### Excerpted data
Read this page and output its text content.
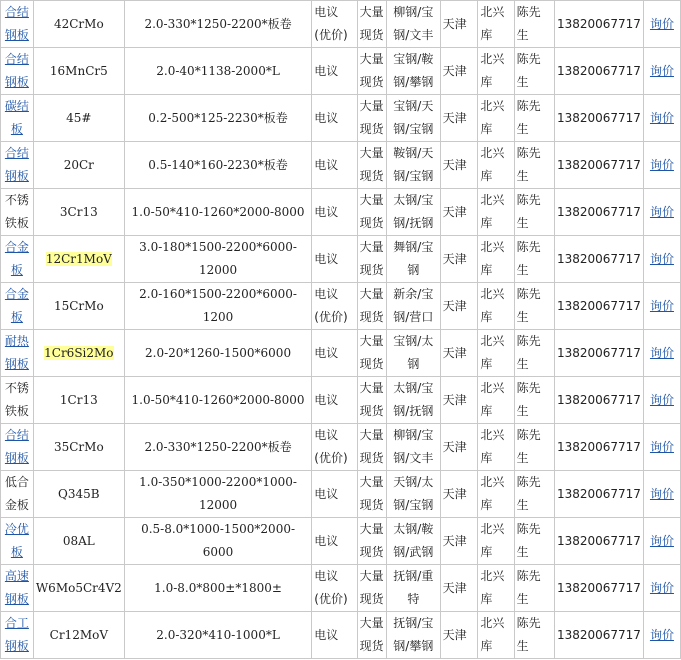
合结钢板	42CrMo	2.0-330*1250-2200*板卷	电议(优价)	大量现货	柳钢/宝钢/文丰	天津	北兴库	陈先生	13820067717	询价
合结钢板	16MnCr5	2.0-40*1138-2000*L	电议	大量现货	宝钢/鞍钢/攀钢	天津	北兴库	陈先生	13820067717	询价
碳结板	45#	0.2-500*125-2230*板卷	电议	大量现货	宝钢/天钢/宝钢	天津	北兴库	陈先生	13820067717	询价
合结钢板	20Cr	0.5-140*160-2230*板卷	电议	大量现货	鞍钢/天钢/宝钢	天津	北兴库	陈先生	13820067717	询价
不锈铁板	3Cr13	1.0-50*410-1260*2000-8000	电议	大量现货	太钢/宝钢/抚钢	天津	北兴库	陈先生	13820067717	询价
合金板	12Cr1MoV	3.0-180*1500-2200*6000-12000	电议	大量现货	舞钢/宝钢	天津	北兴库	陈先生	13820067717	询价
合金板	15CrMo	2.0-160*1500-2200*6000-1200	电议(优价)	大量现货	新余/宝钢/营口	天津	北兴库	陈先生	13820067717	询价
耐热钢板	1Cr6Si2Mo	2.0-20*1260-1500*6000	电议	大量现货	宝钢/太钢	天津	北兴库	陈先生	13820067717	询价
不锈铁板	1Cr13	1.0-50*410-1260*2000-8000	电议	大量现货	太钢/宝钢/抚钢	天津	北兴库	陈先生	13820067717	询价
合结钢板	35CrMo	2.0-330*1250-2200*板卷	电议(优价)	大量现货	柳钢/宝钢/文丰	天津	北兴库	陈先生	13820067717	询价
低合金板	Q345B	1.0-350*1000-2200*1000-12000	电议	大量现货	天钢/太钢/宝钢	天津	北兴库	陈先生	13820067717	询价
冷优板	08AL	0.5-8.0*1000-1500*2000-6000	电议	大量现货	太钢/鞍钢/武钢	天津	北兴库	陈先生	13820067717	询价
高速钢板	W6Mo5Cr4V2	1.0-8.0*800±*1800±	电议(优价)	大量现货	抚钢/重特	天津	北兴库	陈先生	13820067717	询价
合工钢板	Cr12MoV	2.0-320*410-1000*L	电议	大量现货	抚钢/宝钢/攀钢	天津	北兴库	陈先生	13820067717	询价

### What the exercise asks
Locate the lines above that hold the word "不锈铁板". Show every one of them.

### Written solution
不锈铁板	3Cr13	1.0-50*410-1260*2000-8000	电议	大量现货	太钢/宝钢/抚钢	天津	北兴库	陈先生	13820067717	询价
不锈铁板	1Cr13	1.0-50*410-1260*2000-8000	电议	大量现货	太钢/宝钢/抚钢	天津	北兴库	陈先生	13820067717	询价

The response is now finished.